§ Stated task
Extract all lines in the data that contain the word "respect".
--
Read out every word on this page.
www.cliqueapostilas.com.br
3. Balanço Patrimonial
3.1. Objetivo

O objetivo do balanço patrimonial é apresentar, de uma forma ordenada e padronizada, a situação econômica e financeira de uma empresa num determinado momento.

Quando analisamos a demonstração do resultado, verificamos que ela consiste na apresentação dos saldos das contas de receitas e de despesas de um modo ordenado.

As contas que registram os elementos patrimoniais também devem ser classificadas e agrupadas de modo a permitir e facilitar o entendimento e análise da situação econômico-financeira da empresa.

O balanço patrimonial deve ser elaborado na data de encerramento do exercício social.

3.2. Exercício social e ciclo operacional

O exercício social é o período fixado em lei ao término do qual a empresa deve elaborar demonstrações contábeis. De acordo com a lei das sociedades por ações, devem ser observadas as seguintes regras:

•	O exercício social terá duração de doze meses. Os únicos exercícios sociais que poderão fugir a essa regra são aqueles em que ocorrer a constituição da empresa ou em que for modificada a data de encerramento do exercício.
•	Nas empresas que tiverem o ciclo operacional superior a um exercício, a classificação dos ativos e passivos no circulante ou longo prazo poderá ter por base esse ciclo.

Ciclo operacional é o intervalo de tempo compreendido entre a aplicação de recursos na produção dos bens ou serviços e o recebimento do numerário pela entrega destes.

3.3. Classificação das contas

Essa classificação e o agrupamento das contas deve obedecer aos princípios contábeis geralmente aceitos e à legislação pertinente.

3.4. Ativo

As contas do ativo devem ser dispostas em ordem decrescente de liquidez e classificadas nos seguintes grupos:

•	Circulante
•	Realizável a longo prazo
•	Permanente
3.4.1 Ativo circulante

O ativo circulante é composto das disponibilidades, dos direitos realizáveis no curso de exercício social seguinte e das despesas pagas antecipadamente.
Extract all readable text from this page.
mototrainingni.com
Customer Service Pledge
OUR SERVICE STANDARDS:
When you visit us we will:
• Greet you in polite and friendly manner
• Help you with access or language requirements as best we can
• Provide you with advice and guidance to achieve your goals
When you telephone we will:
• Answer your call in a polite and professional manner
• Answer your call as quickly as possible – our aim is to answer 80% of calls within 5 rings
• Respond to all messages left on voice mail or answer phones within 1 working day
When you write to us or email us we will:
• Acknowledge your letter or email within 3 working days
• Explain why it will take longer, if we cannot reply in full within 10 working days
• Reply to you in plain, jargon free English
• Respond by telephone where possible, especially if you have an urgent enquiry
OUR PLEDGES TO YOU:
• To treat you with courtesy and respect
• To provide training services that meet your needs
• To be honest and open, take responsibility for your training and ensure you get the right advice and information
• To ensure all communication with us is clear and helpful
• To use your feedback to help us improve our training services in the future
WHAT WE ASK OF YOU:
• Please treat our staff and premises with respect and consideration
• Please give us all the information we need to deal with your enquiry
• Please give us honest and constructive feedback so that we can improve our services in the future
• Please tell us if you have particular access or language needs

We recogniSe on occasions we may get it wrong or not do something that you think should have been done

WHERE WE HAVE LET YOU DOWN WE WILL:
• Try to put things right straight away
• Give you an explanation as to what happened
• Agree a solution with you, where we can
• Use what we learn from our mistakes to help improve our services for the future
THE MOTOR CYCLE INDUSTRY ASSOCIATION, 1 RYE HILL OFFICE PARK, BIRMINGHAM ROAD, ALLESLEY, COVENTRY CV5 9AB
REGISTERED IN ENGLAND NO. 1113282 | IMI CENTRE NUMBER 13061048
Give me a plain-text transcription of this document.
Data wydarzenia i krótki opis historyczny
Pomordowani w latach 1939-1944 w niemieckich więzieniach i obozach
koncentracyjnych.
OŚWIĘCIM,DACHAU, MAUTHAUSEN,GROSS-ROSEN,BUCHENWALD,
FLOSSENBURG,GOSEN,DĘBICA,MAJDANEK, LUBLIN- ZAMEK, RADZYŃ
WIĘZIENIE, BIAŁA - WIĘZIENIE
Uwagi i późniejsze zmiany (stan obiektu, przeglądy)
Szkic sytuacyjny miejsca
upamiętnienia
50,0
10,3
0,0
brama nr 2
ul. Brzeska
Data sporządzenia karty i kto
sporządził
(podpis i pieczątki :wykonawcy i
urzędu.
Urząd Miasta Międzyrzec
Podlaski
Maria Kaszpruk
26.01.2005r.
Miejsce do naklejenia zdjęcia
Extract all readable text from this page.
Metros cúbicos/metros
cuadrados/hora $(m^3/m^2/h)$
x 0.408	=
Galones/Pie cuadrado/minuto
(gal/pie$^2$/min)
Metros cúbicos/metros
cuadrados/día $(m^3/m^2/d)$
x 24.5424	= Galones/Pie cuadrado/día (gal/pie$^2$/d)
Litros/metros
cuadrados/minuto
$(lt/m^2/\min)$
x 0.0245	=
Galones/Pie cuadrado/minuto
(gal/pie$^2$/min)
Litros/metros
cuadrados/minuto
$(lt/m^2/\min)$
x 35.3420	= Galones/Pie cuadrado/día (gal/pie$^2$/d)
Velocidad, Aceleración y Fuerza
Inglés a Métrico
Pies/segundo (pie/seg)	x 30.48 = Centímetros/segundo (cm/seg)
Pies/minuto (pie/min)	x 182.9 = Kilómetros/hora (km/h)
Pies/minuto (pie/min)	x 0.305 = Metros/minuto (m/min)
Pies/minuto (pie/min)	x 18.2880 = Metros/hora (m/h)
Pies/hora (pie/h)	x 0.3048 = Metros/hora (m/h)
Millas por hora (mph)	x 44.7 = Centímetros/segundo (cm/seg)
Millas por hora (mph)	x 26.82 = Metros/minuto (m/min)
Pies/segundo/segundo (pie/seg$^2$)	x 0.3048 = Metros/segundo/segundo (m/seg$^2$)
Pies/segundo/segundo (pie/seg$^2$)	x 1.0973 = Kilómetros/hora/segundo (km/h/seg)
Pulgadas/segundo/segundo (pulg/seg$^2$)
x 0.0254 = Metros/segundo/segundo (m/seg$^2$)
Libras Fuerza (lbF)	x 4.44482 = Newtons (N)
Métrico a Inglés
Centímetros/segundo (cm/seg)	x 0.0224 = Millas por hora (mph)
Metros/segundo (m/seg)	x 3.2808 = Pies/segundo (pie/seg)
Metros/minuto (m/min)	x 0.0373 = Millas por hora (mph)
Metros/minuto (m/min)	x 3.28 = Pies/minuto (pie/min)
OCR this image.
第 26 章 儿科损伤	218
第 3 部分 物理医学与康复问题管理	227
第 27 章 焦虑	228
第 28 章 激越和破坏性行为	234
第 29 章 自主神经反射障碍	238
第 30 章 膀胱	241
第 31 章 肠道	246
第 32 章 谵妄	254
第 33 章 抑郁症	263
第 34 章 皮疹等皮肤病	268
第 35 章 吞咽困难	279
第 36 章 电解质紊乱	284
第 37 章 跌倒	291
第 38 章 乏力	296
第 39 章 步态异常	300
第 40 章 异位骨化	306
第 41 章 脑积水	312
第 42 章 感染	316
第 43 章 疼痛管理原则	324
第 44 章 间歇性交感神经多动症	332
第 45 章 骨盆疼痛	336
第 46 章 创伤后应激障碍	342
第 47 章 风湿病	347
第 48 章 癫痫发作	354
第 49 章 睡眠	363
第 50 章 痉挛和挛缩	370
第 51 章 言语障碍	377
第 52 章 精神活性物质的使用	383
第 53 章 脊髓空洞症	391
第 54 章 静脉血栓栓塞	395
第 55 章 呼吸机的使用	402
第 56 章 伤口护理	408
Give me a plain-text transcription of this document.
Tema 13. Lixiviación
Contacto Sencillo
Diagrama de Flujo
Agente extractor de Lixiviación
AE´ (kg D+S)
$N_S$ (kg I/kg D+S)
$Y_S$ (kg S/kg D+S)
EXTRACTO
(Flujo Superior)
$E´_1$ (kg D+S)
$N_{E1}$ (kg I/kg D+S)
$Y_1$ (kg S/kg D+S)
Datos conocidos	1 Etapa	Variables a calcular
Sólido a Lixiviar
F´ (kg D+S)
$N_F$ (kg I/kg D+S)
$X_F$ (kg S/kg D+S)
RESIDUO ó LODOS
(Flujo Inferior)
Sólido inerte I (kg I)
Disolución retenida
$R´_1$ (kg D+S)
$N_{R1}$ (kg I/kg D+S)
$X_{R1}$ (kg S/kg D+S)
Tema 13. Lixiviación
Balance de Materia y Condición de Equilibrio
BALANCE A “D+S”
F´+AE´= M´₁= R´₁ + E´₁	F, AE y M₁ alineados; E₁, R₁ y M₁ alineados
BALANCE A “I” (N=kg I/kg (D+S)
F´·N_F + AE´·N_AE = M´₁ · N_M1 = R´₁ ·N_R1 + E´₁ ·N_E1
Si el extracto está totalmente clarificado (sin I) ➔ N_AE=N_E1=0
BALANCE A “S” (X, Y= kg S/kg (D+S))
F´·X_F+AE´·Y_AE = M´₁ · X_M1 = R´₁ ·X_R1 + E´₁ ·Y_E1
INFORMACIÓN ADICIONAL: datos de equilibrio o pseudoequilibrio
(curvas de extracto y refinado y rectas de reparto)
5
--
§ Solution for this exercise
• To treat you with courtesy and respect
• Please treat our staff and premises with respect and consideration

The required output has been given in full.